start Data in this exercise

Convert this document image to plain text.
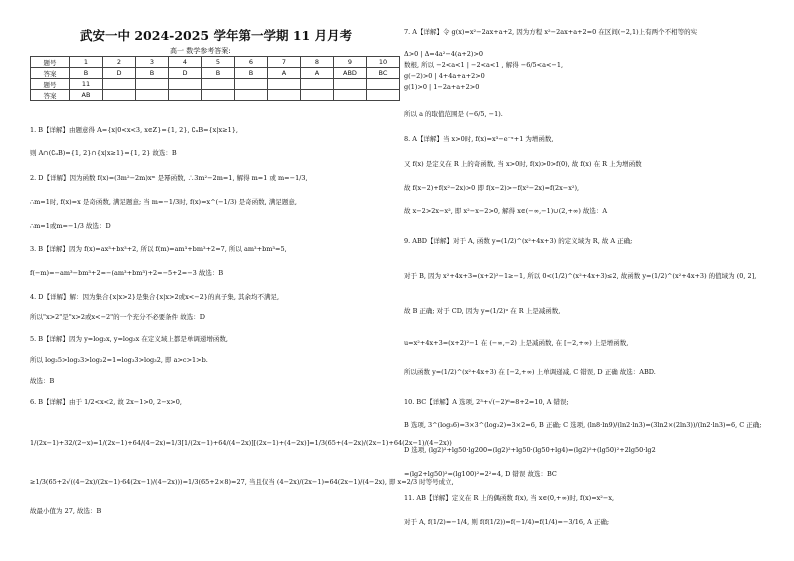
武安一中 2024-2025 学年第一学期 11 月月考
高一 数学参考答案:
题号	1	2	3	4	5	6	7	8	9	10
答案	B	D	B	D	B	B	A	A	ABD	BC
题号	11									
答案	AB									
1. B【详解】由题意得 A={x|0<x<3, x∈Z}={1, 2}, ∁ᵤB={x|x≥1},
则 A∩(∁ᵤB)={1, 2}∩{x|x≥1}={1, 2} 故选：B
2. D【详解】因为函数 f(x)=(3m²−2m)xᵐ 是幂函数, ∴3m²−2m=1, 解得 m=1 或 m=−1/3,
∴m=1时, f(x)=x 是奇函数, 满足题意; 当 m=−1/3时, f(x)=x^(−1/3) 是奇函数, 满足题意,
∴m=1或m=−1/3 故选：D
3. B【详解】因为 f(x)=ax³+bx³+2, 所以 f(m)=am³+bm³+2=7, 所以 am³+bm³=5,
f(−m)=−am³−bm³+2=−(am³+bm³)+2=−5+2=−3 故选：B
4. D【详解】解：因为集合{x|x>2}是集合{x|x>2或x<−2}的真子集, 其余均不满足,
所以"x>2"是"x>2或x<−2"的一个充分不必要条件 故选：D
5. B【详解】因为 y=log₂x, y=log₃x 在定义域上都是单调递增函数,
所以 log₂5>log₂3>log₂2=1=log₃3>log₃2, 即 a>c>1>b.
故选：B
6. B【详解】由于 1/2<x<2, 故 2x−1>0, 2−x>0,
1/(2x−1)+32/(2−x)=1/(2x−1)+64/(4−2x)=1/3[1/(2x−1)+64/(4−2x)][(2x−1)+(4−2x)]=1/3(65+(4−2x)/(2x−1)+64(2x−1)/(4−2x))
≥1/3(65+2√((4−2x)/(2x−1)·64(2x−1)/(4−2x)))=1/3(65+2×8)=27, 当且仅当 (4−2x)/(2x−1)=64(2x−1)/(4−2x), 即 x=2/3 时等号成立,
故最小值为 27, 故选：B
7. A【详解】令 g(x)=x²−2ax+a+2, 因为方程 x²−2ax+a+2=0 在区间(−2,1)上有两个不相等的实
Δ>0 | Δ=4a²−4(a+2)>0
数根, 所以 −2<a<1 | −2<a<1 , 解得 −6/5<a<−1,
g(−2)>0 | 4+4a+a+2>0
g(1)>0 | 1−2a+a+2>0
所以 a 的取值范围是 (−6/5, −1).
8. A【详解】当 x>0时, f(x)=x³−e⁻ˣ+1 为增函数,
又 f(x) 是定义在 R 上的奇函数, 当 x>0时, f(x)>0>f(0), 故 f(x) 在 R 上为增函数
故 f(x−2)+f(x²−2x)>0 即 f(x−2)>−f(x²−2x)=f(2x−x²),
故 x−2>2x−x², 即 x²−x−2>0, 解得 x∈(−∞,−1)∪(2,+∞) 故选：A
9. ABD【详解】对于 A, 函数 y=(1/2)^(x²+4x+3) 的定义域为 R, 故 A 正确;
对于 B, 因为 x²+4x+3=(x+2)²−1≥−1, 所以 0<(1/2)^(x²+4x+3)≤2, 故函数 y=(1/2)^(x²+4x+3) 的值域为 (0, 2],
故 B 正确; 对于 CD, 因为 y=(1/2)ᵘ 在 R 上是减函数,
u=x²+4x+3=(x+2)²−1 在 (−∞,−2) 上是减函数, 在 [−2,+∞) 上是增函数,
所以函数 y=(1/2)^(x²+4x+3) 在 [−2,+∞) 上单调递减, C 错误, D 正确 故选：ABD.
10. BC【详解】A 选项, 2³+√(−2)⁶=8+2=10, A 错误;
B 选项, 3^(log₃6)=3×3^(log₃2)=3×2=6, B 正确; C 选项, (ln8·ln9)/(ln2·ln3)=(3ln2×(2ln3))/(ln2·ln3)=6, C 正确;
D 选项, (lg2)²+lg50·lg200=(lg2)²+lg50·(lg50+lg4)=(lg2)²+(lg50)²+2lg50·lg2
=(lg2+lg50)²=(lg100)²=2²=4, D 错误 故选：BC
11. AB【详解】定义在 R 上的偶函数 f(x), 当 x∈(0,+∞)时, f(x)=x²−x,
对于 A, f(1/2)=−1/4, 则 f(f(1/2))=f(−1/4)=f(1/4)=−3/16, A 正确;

end Data in this exercise
start Data in this exercise

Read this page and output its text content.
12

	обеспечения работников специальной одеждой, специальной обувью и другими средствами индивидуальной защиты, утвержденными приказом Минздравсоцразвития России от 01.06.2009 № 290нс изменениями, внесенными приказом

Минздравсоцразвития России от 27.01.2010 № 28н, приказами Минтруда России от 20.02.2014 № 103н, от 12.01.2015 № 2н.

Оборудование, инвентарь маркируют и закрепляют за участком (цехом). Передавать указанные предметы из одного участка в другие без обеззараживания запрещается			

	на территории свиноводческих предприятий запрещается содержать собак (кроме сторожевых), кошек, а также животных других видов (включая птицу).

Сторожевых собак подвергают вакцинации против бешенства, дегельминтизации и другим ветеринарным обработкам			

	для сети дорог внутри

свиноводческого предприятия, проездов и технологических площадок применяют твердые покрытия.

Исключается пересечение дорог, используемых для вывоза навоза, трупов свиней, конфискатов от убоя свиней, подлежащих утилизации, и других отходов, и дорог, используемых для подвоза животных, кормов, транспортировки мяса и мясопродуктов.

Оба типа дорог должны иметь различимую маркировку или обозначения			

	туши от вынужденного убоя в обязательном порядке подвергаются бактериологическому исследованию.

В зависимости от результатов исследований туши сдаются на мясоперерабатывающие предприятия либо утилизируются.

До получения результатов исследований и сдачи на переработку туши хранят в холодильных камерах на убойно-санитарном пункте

end Data in this exercise
start Data in this exercise

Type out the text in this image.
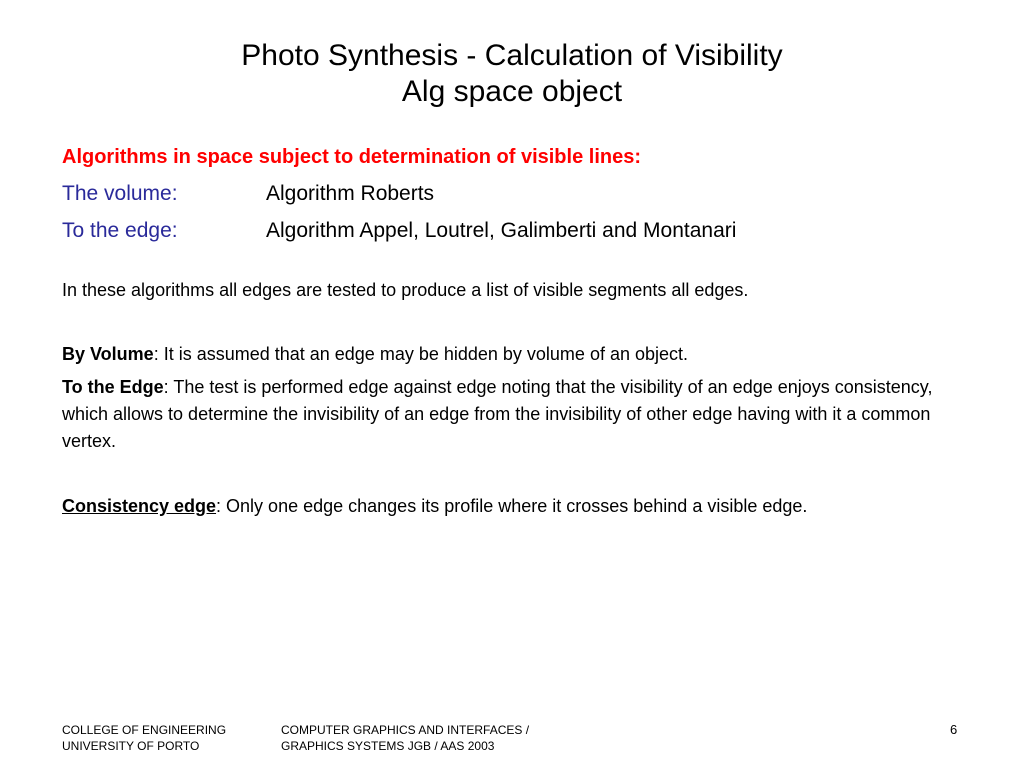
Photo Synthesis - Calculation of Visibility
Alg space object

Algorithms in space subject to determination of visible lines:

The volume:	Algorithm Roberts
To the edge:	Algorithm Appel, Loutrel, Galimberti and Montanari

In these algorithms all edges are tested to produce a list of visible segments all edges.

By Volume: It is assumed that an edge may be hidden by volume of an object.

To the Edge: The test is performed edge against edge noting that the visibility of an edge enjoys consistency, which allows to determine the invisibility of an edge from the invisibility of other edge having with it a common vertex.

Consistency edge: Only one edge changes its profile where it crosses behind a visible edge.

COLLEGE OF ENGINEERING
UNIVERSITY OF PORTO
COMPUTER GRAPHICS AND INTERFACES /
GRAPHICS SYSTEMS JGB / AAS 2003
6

end Data in this exercise

**Task objective:**
Where a line contains the string "России", extract that line.

**Exercise answer:**
	обеспечения работников специальной одеждой, специальной обувью и другими средствами индивидуальной защиты, утвержденными приказом Минздравсоцразвития России от 01.06.2009 № 290нс изменениями, внесенными приказом
Минздравсоцразвития России от 27.01.2010 № 28н, приказами Минтруда России от 20.02.2014 № 103н, от 12.01.2015 № 2н.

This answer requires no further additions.